*TASK PROMPT:* Images excluded, repeat each entry below exactly.

*EXERCISE MATERIALS:*
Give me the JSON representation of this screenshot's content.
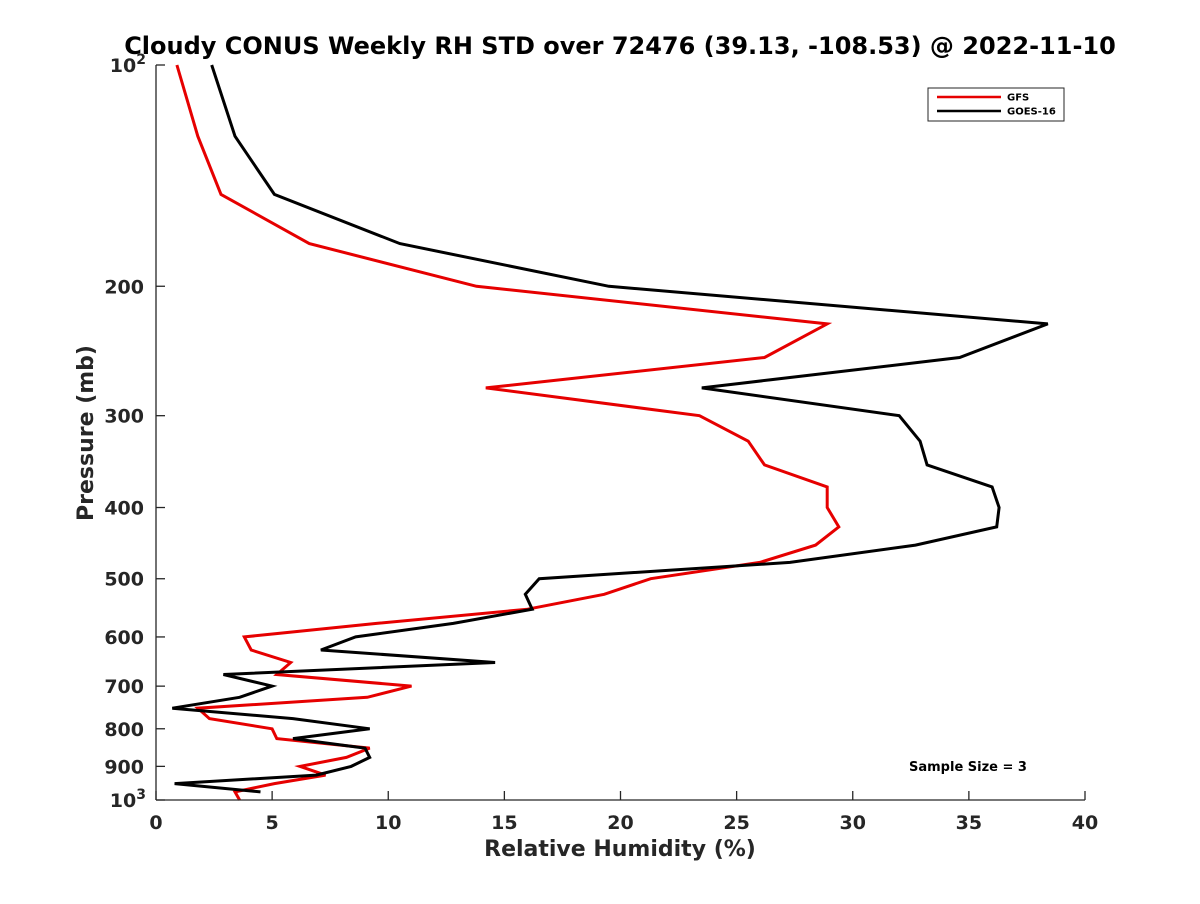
{
  "chart_data": {
    "type": "line",
    "title": "Cloudy CONUS Weekly RH STD over 72476 (39.13, -108.53) @ 2022-11-10",
    "xlabel": "Relative Humidity (%)",
    "ylabel": "Pressure (mb)",
    "xlim": [
      0,
      40
    ],
    "ylim": [
      100,
      1000
    ],
    "y_scale": "log",
    "y_reversed": true,
    "x_ticks": [
      0,
      5,
      10,
      15,
      20,
      25,
      30,
      35,
      40
    ],
    "y_ticks": [
      {
        "value": 100,
        "base": "10",
        "exp": "2"
      },
      {
        "value": 200,
        "label": "200"
      },
      {
        "value": 300,
        "label": "300"
      },
      {
        "value": 400,
        "label": "400"
      },
      {
        "value": 500,
        "label": "500"
      },
      {
        "value": 600,
        "label": "600"
      },
      {
        "value": 700,
        "label": "700"
      },
      {
        "value": 800,
        "label": "800"
      },
      {
        "value": 900,
        "label": "900"
      },
      {
        "value": 1000,
        "base": "10",
        "exp": "3"
      }
    ],
    "legend_position": "top-right",
    "grid": false,
    "annotation": "Sample Size = 3",
    "series": [
      {
        "name": "GFS",
        "color": "#e60000",
        "points": [
          [
            0.9,
            100
          ],
          [
            1.8,
            125
          ],
          [
            2.8,
            150
          ],
          [
            6.6,
            175
          ],
          [
            13.8,
            200
          ],
          [
            28.9,
            225
          ],
          [
            26.2,
            250
          ],
          [
            14.2,
            275
          ],
          [
            23.4,
            300
          ],
          [
            25.5,
            325
          ],
          [
            26.2,
            350
          ],
          [
            28.9,
            375
          ],
          [
            28.9,
            400
          ],
          [
            29.4,
            425
          ],
          [
            28.4,
            450
          ],
          [
            26.0,
            475
          ],
          [
            21.3,
            500
          ],
          [
            19.3,
            525
          ],
          [
            16.0,
            550
          ],
          [
            9.5,
            575
          ],
          [
            3.8,
            600
          ],
          [
            4.1,
            625
          ],
          [
            5.8,
            650
          ],
          [
            5.2,
            675
          ],
          [
            11.0,
            700
          ],
          [
            9.1,
            725
          ],
          [
            1.8,
            750
          ],
          [
            2.3,
            775
          ],
          [
            5.0,
            800
          ],
          [
            5.2,
            825
          ],
          [
            9.2,
            850
          ],
          [
            8.2,
            875
          ],
          [
            6.2,
            900
          ],
          [
            7.3,
            925
          ],
          [
            5.1,
            950
          ],
          [
            3.4,
            975
          ],
          [
            3.6,
            1000
          ]
        ]
      },
      {
        "name": "GOES-16",
        "color": "#000000",
        "points": [
          [
            2.4,
            100
          ],
          [
            3.4,
            125
          ],
          [
            5.1,
            150
          ],
          [
            10.5,
            175
          ],
          [
            19.5,
            200
          ],
          [
            38.4,
            225
          ],
          [
            34.6,
            250
          ],
          [
            23.5,
            275
          ],
          [
            32.0,
            300
          ],
          [
            32.9,
            325
          ],
          [
            33.2,
            350
          ],
          [
            36.0,
            375
          ],
          [
            36.3,
            400
          ],
          [
            36.2,
            425
          ],
          [
            32.7,
            450
          ],
          [
            27.3,
            475
          ],
          [
            16.5,
            500
          ],
          [
            15.9,
            525
          ],
          [
            16.2,
            550
          ],
          [
            12.8,
            575
          ],
          [
            8.6,
            600
          ],
          [
            7.1,
            625
          ],
          [
            14.6,
            650
          ],
          [
            2.9,
            675
          ],
          [
            5.0,
            700
          ],
          [
            3.6,
            725
          ],
          [
            0.7,
            750
          ],
          [
            5.9,
            775
          ],
          [
            9.2,
            800
          ],
          [
            5.9,
            825
          ],
          [
            9.0,
            850
          ],
          [
            9.2,
            875
          ],
          [
            8.4,
            900
          ],
          [
            6.9,
            925
          ],
          [
            0.8,
            950
          ],
          [
            4.5,
            975
          ]
        ]
      }
    ]
  }
}
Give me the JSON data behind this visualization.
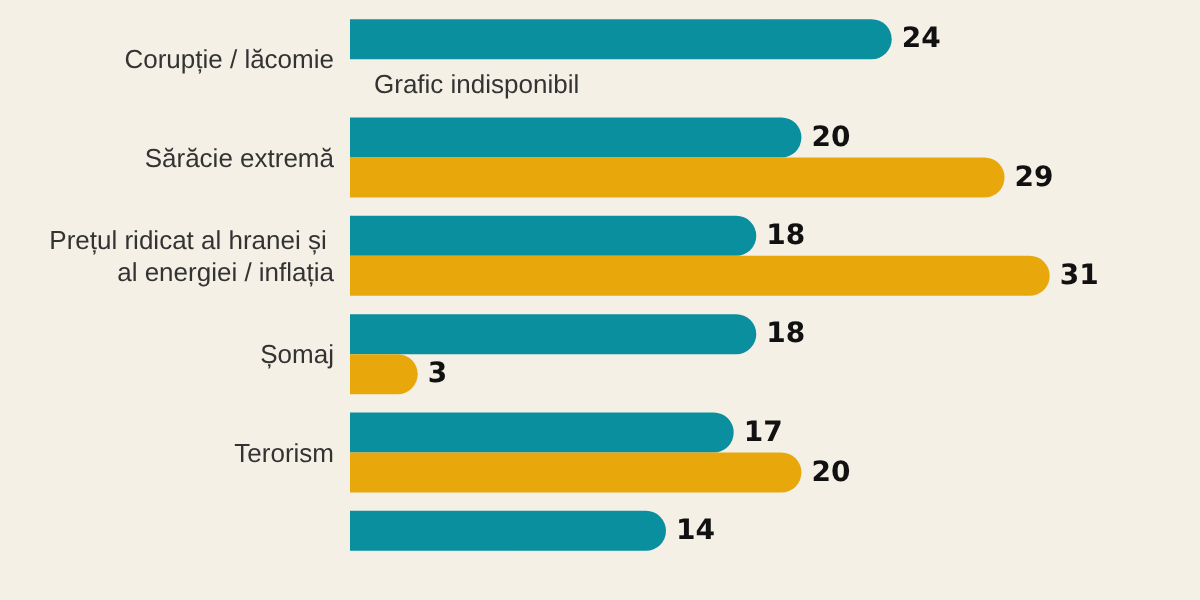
{
  "chart_data": {
    "type": "bar",
    "orientation": "horizontal",
    "categories": [
      "Corupție / lăcomie",
      "Sărăcie extremă",
      "Prețul ridicat al hranei și al energiei / inflația",
      "Șomaj",
      "Terorism",
      null
    ],
    "series": [
      {
        "color": "#0a8f9f",
        "values": [
          24,
          20,
          18,
          18,
          17,
          14
        ]
      },
      {
        "color": "#e8a80c",
        "values": [
          null,
          29,
          31,
          3,
          20,
          null
        ]
      }
    ],
    "data_labels": true,
    "grid": false,
    "annotations": [
      "Grafic indisponibil"
    ]
  }
}
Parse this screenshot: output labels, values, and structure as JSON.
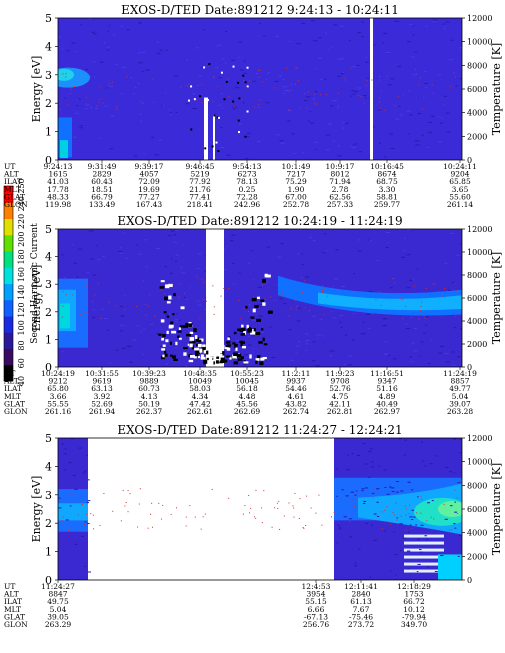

*ANSWER TO THIS TASK:*
Give me the JSON representation of this screenshot's content.
{
  "chart_data": {
    "type": "line",
    "title": "Cloudy CONUS Weekly RH STD over 72476 (39.13, -108.53) @ 2022-11-10",
    "xlabel": "Relative Humidity (%)",
    "ylabel": "Pressure (mb)",
    "xlim": [
      0,
      40
    ],
    "ylim": [
      100,
      1000
    ],
    "y_scale": "log",
    "y_reversed": true,
    "x_ticks": [
      0,
      5,
      10,
      15,
      20,
      25,
      30,
      35,
      40
    ],
    "y_ticks": [
      {
        "value": 100,
        "base": "10",
        "exp": "2"
      },
      {
        "value": 200,
        "label": "200"
      },
      {
        "value": 300,
        "label": "300"
      },
      {
        "value": 400,
        "label": "400"
      },
      {
        "value": 500,
        "label": "500"
      },
      {
        "value": 600,
        "label": "600"
      },
      {
        "value": 700,
        "label": "700"
      },
      {
        "value": 800,
        "label": "800"
      },
      {
        "value": 900,
        "label": "900"
      },
      {
        "value": 1000,
        "base": "10",
        "exp": "3"
      }
    ],
    "legend_position": "top-right",
    "grid": false,
    "annotation": "Sample Size = 3",
    "series": [
      {
        "name": "GFS",
        "color": "#e60000",
        "points": [
          [
            0.9,
            100
          ],
          [
            1.8,
            125
          ],
          [
            2.8,
            150
          ],
          [
            6.6,
            175
          ],
          [
            13.8,
            200
          ],
          [
            28.9,
            225
          ],
          [
            26.2,
            250
          ],
          [
            14.2,
            275
          ],
          [
            23.4,
            300
          ],
          [
            25.5,
            325
          ],
          [
            26.2,
            350
          ],
          [
            28.9,
            375
          ],
          [
            28.9,
            400
          ],
          [
            29.4,
            425
          ],
          [
            28.4,
            450
          ],
          [
            26.0,
            475
          ],
          [
            21.3,
            500
          ],
          [
            19.3,
            525
          ],
          [
            16.0,
            550
          ],
          [
            9.5,
            575
          ],
          [
            3.8,
            600
          ],
          [
            4.1,
            625
          ],
          [
            5.8,
            650
          ],
          [
            5.2,
            675
          ],
          [
            11.0,
            700
          ],
          [
            9.1,
            725
          ],
          [
            1.8,
            750
          ],
          [
            2.3,
            775
          ],
          [
            5.0,
            800
          ],
          [
            5.2,
            825
          ],
          [
            9.2,
            850
          ],
          [
            8.2,
            875
          ],
          [
            6.2,
            900
          ],
          [
            7.3,
            925
          ],
          [
            5.1,
            950
          ],
          [
            3.4,
            975
          ],
          [
            3.6,
            1000
          ]
        ]
      },
      {
        "name": "GOES-16",
        "color": "#000000",
        "points": [
          [
            2.4,
            100
          ],
          [
            3.4,
            125
          ],
          [
            5.1,
            150
          ],
          [
            10.5,
            175
          ],
          [
            19.5,
            200
          ],
          [
            38.4,
            225
          ],
          [
            34.6,
            250
          ],
          [
            23.5,
            275
          ],
          [
            32.0,
            300
          ],
          [
            32.9,
            325
          ],
          [
            33.2,
            350
          ],
          [
            36.0,
            375
          ],
          [
            36.3,
            400
          ],
          [
            36.2,
            425
          ],
          [
            32.7,
            450
          ],
          [
            27.3,
            475
          ],
          [
            16.5,
            500
          ],
          [
            15.9,
            525
          ],
          [
            16.2,
            550
          ],
          [
            12.8,
            575
          ],
          [
            8.6,
            600
          ],
          [
            7.1,
            625
          ],
          [
            14.6,
            650
          ],
          [
            2.9,
            675
          ],
          [
            5.0,
            700
          ],
          [
            3.6,
            725
          ],
          [
            0.7,
            750
          ],
          [
            5.9,
            775
          ],
          [
            9.2,
            800
          ],
          [
            5.9,
            825
          ],
          [
            9.0,
            850
          ],
          [
            9.2,
            875
          ],
          [
            8.4,
            900
          ],
          [
            6.9,
            925
          ],
          [
            0.8,
            950
          ],
          [
            4.5,
            975
          ]
        ]
      }
    ]
  }
}
Give me the JSON data behind this visualization.
{
  "chart_data": {
    "type": "bar",
    "orientation": "horizontal",
    "categories": [
      "Corupție / lăcomie",
      "Sărăcie extremă",
      "Prețul ridicat al hranei și al energiei / inflația",
      "Șomaj",
      "Terorism",
      null
    ],
    "series": [
      {
        "color": "#0a8f9f",
        "values": [
          24,
          20,
          18,
          18,
          17,
          14
        ]
      },
      {
        "color": "#e8a80c",
        "values": [
          null,
          29,
          31,
          3,
          20,
          null
        ]
      }
    ],
    "data_labels": true,
    "grid": false,
    "annotations": [
      "Grafic indisponibil"
    ]
  }
}
Parse this screenshot: output labels, values, and structure as JSON.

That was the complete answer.